── Record list

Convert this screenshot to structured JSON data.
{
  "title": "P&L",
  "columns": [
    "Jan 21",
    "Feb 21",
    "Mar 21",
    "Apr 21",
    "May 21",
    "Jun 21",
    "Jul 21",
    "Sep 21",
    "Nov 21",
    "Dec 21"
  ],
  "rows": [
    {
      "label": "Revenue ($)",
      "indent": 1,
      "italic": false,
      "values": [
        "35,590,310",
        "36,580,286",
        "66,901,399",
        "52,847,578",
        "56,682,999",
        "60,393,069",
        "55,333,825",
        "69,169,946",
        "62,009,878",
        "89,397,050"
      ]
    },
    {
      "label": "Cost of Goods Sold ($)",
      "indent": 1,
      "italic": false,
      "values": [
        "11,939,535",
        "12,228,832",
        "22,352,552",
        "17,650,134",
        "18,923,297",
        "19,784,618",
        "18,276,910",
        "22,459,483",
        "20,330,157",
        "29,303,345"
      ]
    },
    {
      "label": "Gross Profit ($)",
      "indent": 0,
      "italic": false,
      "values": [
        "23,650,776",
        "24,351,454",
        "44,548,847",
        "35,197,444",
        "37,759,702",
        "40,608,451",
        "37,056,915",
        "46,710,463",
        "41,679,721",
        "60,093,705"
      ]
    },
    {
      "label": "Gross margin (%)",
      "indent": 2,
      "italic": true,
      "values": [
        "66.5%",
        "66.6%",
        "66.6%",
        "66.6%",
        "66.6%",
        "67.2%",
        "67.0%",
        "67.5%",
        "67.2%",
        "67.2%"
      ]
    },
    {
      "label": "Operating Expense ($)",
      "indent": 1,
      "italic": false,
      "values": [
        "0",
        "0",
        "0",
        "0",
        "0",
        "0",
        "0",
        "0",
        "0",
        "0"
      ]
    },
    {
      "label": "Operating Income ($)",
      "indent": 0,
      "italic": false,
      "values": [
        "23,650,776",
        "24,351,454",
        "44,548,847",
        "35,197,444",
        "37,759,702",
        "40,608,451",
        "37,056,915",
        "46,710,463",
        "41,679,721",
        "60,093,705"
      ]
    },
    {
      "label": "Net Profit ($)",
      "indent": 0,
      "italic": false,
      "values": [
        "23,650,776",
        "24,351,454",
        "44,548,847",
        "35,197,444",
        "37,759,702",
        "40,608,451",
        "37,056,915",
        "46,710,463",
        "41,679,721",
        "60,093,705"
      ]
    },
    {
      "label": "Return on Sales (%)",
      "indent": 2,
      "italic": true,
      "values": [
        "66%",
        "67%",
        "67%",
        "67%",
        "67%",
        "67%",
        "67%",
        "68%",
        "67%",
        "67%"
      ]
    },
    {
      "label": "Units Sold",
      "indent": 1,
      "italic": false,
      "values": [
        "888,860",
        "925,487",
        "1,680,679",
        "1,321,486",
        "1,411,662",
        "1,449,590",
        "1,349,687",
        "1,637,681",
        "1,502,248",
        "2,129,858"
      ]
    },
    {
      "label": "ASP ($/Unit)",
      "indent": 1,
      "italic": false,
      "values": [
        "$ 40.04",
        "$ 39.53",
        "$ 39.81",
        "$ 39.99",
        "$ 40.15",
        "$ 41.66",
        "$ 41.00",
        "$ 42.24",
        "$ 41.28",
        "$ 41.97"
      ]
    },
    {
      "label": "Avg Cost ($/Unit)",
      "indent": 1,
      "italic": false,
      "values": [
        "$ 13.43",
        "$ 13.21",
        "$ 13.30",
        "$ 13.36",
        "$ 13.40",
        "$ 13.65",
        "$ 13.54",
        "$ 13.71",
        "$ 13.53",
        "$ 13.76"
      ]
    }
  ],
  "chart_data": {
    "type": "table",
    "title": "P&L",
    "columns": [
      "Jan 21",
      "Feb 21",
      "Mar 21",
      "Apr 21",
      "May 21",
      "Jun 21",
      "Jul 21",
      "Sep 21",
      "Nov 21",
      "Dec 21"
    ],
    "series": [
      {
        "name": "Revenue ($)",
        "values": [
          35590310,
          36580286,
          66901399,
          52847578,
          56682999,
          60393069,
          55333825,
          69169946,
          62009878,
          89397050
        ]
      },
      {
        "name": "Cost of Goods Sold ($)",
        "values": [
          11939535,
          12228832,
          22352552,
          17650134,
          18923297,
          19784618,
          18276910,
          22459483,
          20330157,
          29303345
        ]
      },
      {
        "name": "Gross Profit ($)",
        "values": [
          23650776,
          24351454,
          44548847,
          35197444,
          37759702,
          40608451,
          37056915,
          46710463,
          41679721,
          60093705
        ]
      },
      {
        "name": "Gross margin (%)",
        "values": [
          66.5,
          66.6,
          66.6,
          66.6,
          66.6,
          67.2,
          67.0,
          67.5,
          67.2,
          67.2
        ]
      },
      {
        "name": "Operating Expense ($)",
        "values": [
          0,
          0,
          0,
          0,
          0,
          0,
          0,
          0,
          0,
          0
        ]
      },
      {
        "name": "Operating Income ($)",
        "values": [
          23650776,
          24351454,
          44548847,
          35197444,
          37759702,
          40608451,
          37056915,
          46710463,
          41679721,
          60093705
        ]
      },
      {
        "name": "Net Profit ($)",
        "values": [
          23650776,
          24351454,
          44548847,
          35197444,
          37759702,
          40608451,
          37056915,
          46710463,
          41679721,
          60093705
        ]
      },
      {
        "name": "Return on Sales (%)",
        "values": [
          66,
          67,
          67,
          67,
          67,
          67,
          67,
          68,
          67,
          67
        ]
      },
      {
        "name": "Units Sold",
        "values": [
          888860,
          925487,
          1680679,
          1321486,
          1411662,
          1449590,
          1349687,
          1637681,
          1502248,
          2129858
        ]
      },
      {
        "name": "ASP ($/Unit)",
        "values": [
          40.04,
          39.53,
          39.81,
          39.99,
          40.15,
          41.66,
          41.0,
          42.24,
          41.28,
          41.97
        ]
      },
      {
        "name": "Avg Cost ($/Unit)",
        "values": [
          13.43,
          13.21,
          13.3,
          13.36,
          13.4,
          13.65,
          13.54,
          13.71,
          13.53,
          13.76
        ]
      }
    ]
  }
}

────
── Record list

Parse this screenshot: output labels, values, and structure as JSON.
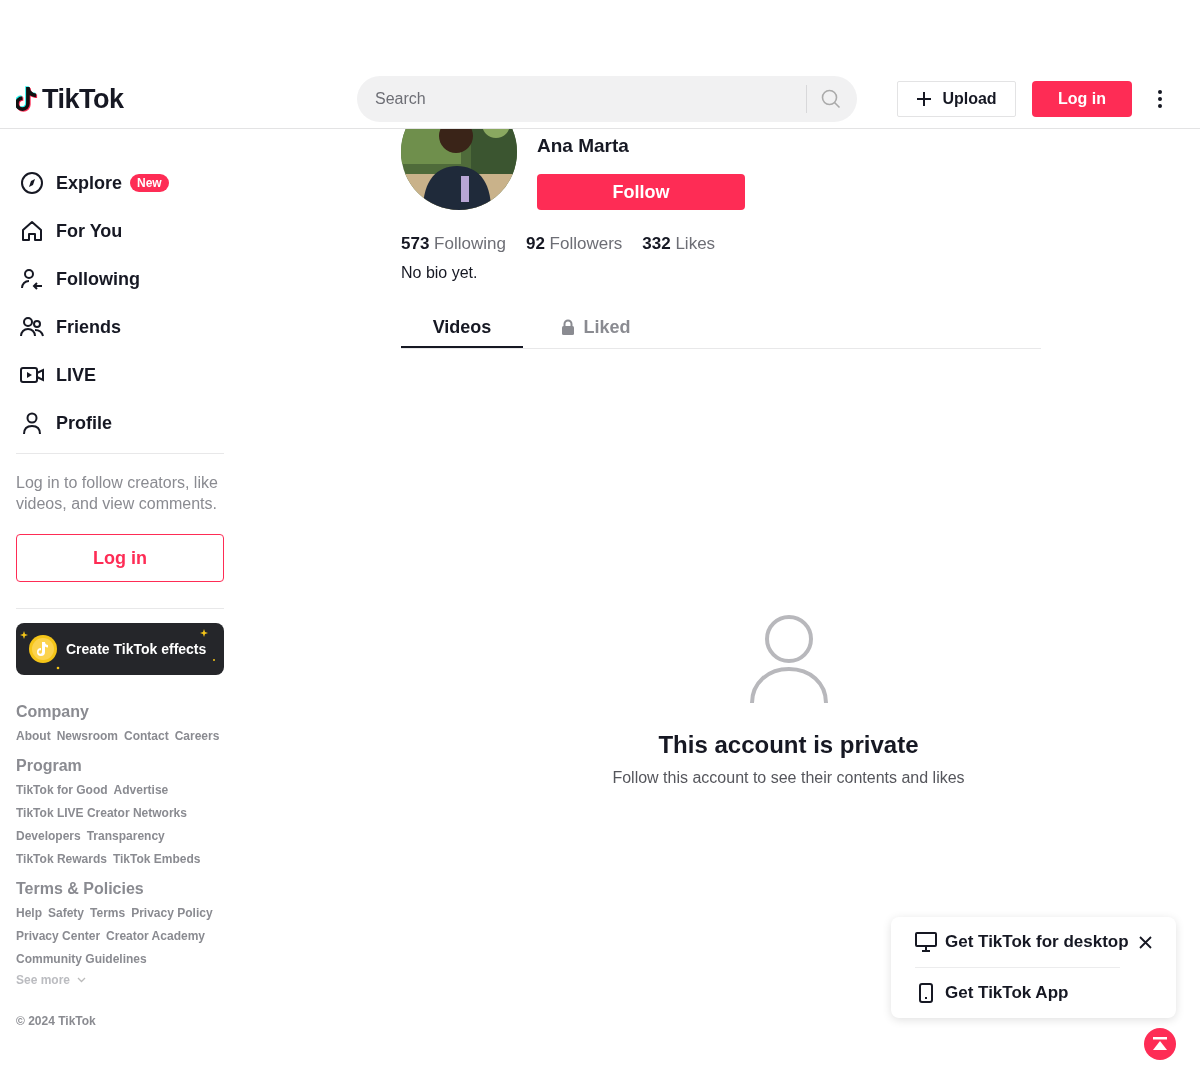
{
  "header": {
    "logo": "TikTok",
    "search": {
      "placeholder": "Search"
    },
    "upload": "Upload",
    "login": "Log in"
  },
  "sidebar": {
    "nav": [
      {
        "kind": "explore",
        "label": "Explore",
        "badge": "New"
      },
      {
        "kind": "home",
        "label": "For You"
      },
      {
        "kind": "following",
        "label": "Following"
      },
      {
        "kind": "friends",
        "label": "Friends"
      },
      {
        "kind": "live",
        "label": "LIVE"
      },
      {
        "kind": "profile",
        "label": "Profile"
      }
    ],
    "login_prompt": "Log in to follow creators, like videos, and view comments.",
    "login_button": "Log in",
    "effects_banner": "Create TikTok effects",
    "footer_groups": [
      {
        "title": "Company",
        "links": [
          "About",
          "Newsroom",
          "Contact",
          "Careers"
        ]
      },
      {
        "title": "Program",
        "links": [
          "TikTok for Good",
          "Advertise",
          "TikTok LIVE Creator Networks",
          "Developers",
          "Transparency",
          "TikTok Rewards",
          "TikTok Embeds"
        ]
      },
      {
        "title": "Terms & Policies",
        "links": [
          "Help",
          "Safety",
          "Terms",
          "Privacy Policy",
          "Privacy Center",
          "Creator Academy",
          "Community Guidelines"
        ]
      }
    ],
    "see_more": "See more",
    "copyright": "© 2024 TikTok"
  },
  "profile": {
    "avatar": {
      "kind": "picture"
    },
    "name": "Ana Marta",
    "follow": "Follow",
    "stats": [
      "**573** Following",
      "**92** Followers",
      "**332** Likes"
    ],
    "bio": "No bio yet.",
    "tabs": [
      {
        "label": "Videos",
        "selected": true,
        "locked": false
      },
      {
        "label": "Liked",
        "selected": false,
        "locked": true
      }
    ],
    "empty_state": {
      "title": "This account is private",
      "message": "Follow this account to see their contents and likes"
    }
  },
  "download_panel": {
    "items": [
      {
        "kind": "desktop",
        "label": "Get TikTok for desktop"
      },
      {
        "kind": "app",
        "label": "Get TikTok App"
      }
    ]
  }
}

────
── Record list

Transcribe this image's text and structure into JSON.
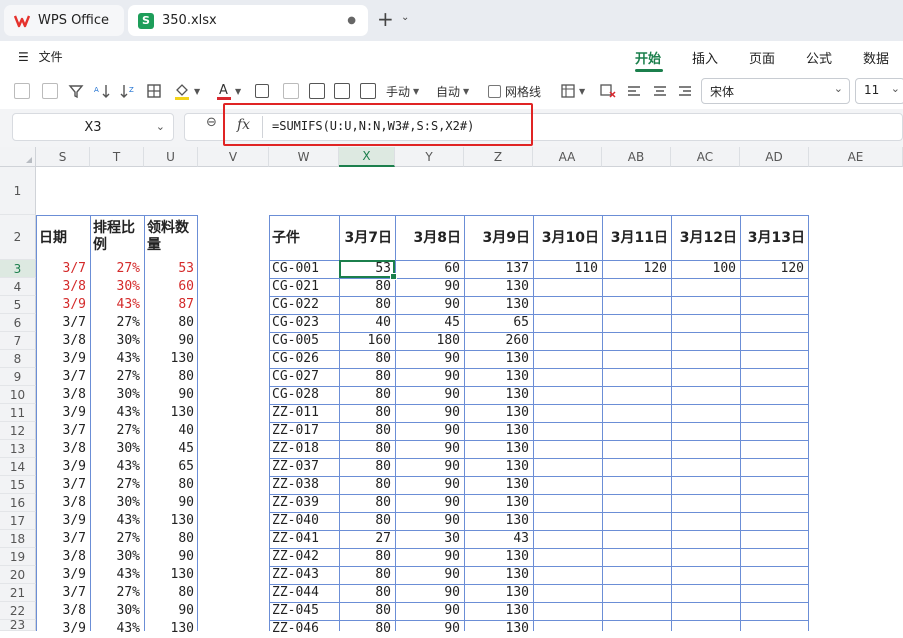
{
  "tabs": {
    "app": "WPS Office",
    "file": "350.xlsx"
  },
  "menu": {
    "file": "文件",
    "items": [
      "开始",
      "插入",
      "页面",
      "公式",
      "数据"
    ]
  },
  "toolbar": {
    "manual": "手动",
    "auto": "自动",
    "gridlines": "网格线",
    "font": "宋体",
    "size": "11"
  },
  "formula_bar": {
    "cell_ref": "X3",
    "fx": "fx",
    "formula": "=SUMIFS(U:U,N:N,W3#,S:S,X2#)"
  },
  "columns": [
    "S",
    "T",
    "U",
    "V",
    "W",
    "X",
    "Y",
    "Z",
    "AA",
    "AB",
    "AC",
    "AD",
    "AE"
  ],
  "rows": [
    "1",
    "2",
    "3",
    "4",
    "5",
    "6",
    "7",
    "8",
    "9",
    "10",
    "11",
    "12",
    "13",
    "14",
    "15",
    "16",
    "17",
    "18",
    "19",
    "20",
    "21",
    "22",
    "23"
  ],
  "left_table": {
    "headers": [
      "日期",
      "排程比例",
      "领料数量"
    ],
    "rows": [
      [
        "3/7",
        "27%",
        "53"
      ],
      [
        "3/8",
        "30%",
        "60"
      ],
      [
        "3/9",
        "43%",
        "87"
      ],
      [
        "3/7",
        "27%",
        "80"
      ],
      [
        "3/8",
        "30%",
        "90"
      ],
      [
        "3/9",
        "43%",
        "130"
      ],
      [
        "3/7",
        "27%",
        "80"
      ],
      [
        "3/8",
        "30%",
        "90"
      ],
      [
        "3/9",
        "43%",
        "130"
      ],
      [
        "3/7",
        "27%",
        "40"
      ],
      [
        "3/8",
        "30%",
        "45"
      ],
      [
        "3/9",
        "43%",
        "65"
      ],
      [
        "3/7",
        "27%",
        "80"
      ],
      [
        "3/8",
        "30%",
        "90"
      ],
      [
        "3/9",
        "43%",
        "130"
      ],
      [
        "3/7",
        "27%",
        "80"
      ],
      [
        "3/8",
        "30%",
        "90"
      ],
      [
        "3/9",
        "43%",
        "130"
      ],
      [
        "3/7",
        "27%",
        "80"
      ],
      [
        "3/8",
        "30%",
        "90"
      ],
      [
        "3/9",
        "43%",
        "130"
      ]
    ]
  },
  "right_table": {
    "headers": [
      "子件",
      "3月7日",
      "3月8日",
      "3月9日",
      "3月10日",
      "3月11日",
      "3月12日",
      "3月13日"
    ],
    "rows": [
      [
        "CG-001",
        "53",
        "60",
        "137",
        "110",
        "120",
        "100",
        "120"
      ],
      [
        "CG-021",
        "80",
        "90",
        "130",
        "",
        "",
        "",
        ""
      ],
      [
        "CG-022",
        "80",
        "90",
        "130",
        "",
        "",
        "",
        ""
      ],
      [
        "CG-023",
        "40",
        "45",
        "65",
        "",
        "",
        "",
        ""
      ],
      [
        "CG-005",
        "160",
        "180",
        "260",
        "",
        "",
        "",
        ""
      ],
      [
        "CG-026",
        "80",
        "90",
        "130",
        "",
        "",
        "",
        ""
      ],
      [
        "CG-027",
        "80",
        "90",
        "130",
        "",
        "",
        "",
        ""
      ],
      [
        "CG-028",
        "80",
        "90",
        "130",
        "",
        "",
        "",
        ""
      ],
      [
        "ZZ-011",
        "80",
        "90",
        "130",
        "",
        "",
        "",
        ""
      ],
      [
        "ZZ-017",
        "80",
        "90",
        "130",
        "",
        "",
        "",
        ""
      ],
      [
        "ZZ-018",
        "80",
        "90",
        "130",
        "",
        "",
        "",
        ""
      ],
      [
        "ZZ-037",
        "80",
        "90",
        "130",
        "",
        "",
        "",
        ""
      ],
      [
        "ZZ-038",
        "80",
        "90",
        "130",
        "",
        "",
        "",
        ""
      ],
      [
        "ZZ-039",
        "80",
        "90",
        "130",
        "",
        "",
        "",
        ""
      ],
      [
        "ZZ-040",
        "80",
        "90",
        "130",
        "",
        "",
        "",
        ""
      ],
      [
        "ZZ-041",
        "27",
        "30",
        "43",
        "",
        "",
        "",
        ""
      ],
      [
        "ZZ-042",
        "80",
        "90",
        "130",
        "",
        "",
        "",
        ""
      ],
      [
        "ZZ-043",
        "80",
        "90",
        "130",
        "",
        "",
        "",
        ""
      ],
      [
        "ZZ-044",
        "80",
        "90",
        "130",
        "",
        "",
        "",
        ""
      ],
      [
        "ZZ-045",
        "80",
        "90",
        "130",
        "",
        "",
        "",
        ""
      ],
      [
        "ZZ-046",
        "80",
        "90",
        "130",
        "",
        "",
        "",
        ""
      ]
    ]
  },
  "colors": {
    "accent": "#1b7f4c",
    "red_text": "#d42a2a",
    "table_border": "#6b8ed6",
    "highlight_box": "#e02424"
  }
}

────

In the material above, show every line where the word "Gross" turns up.

      "label": "Gross Profit ($)",
      "label": "Gross margin (%)",
        "name": "Gross Profit ($)",
        "name": "Gross margin (%)",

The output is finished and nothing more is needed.